Exercise directions >>
Each line below should be repeated exactly as written, with no pictures carried over.

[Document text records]
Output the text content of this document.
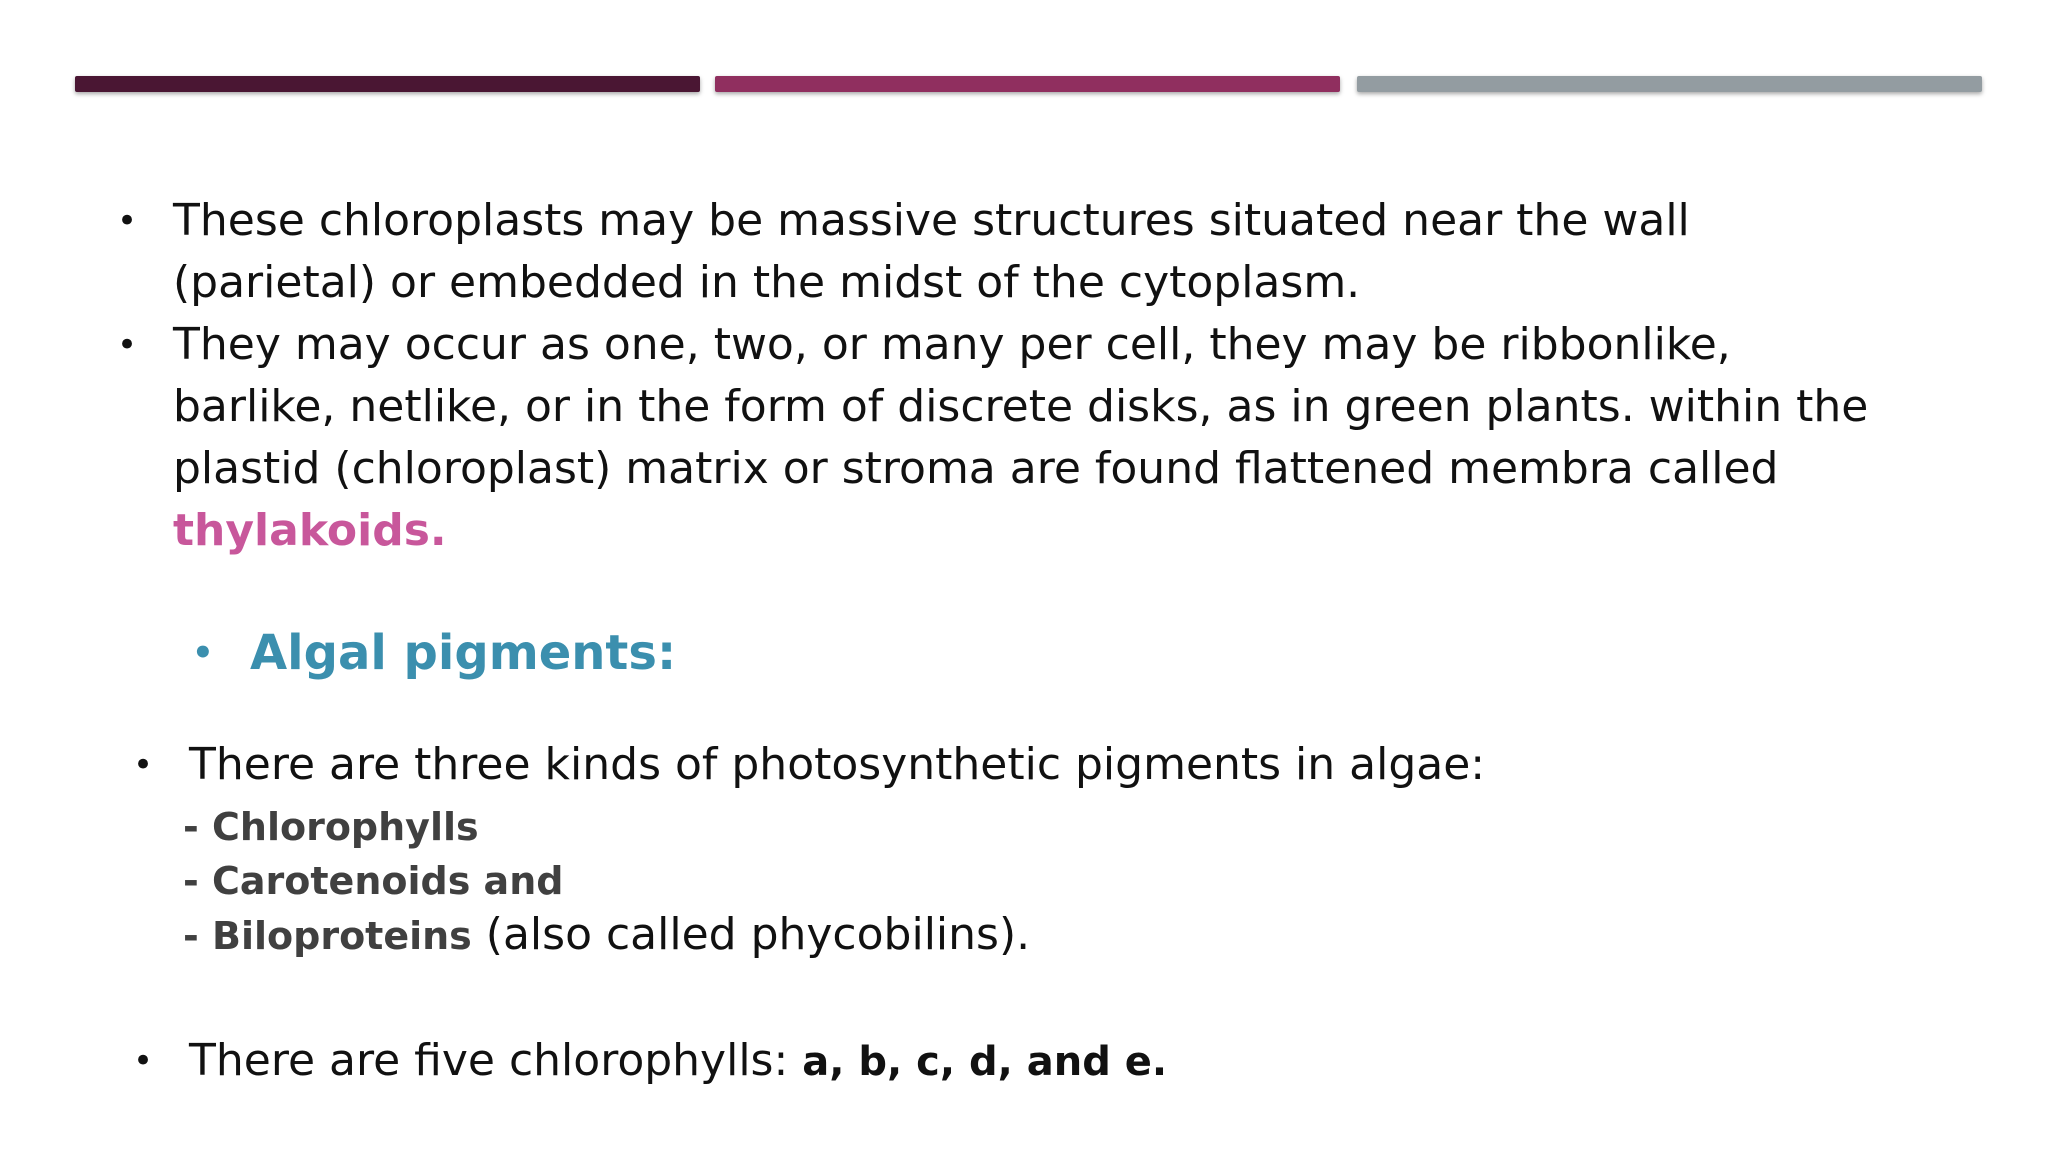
• These chloroplasts may be massive structures situated near the wall (parietal) or embedded in the midst of the cytoplasm.
• They may occur as one, two, or many per cell, they may be ribbonlike, barlike, netlike, or in the form of discrete disks, as in green plants. within the plastid (chloroplast) matrix or stroma are found flattened membra called
thylakoids.
• Algal pigments:
• There are three kinds of photosynthetic pigments in algae:
- Chlorophylls
- Carotenoids and
- Biloproteins (also called phycobilins).
• There are five chlorophylls: a, b, c, d, and e.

Written answer >>
Output the text content of this document.
• These chloroplasts may be massive structures situated near the wall (parietal) or embedded in the midst of the cytoplasm.
• They may occur as one, two, or many per cell, they may be ribbonlike, barlike, netlike, or in the form of discrete disks, as in green plants. within the plastid (chloroplast) matrix or stroma are found flattened membra called
thylakoids.
• Algal pigments:
• There are three kinds of photosynthetic pigments in algae:
- Chlorophylls
- Carotenoids and
- Biloproteins (also called phycobilins).
• There are five chlorophylls: a, b, c, d, and e.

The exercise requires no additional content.